[Start of RECORDS SUPPLIED]
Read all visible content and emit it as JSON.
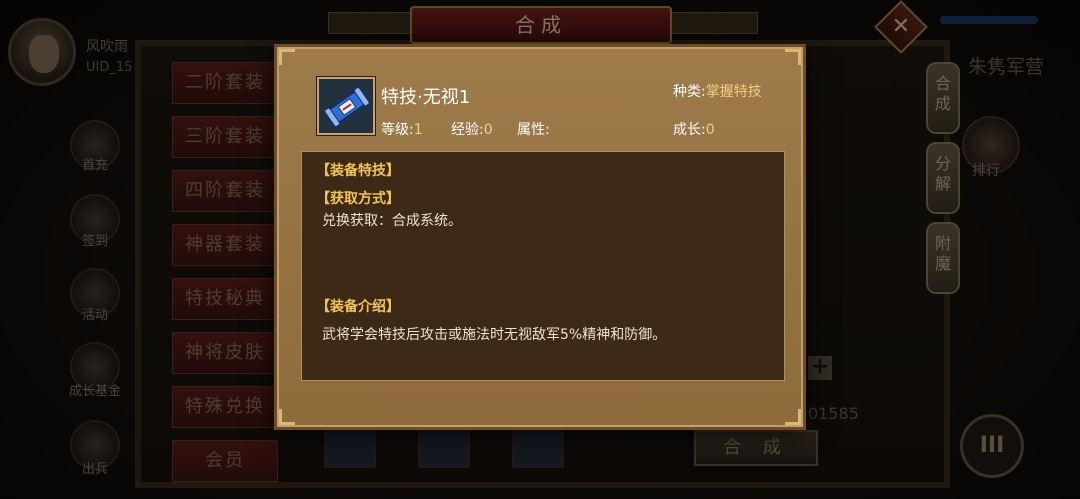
{
  "background": {
    "player_name": "风吹雨",
    "player_uid": "UID_15",
    "title": "合成",
    "close_symbol": "✕",
    "camp_label": "朱隽军营",
    "rank_label": "排行",
    "left_sidebar_labels": [
      "首充",
      "签到",
      "活动",
      "成长基金",
      "出兵"
    ],
    "left_tabs": [
      "二阶套装",
      "三阶套装",
      "四阶套装",
      "神器套装",
      "特技秘典",
      "神将皮肤",
      "特殊兑换",
      "会员"
    ],
    "right_tabs": [
      "合成",
      "分解",
      "附魔"
    ],
    "menu_glyph": "III",
    "number_text": "01585",
    "plus_symbol": "+",
    "synth_button": "合 成"
  },
  "modal": {
    "item": {
      "name": "特技·无视1",
      "type_label": "种类:",
      "type_value": "掌握特技",
      "level_label": "等级:",
      "level_value": "1",
      "exp_label": "经验:",
      "exp_value": "0",
      "attr_label": "属性:",
      "growth_label": "成长:",
      "growth_value": "0",
      "icon_color": "#2f6fd6"
    },
    "sections": {
      "equip_title": "【装备特技】",
      "obtain_title": "【获取方式】",
      "obtain_text": "兑换获取：合成系统。",
      "intro_title": "【装备介绍】",
      "intro_text": "武将学会特技后攻击或施法时无视敌军5%精神和防御。"
    }
  }
}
[End of RECORDS SUPPLIED]
GIVEN PROBLEM:
Leave out the pictures and copy every record above exactly.

ANSWER:
Read all visible content and emit it as JSON.
{
  "background": {
    "player_name": "风吹雨",
    "player_uid": "UID_15",
    "title": "合成",
    "close_symbol": "✕",
    "camp_label": "朱隽军营",
    "rank_label": "排行",
    "left_sidebar_labels": [
      "首充",
      "签到",
      "活动",
      "成长基金",
      "出兵"
    ],
    "left_tabs": [
      "二阶套装",
      "三阶套装",
      "四阶套装",
      "神器套装",
      "特技秘典",
      "神将皮肤",
      "特殊兑换",
      "会员"
    ],
    "right_tabs": [
      "合成",
      "分解",
      "附魔"
    ],
    "menu_glyph": "III",
    "number_text": "01585",
    "plus_symbol": "+",
    "synth_button": "合 成"
  },
  "modal": {
    "item": {
      "name": "特技·无视1",
      "type_label": "种类:",
      "type_value": "掌握特技",
      "level_label": "等级:",
      "level_value": "1",
      "exp_label": "经验:",
      "exp_value": "0",
      "attr_label": "属性:",
      "growth_label": "成长:",
      "growth_value": "0",
      "icon_color": "#2f6fd6"
    },
    "sections": {
      "equip_title": "【装备特技】",
      "obtain_title": "【获取方式】",
      "obtain_text": "兑换获取：合成系统。",
      "intro_title": "【装备介绍】",
      "intro_text": "武将学会特技后攻击或施法时无视敌军5%精神和防御。"
    }
  }
}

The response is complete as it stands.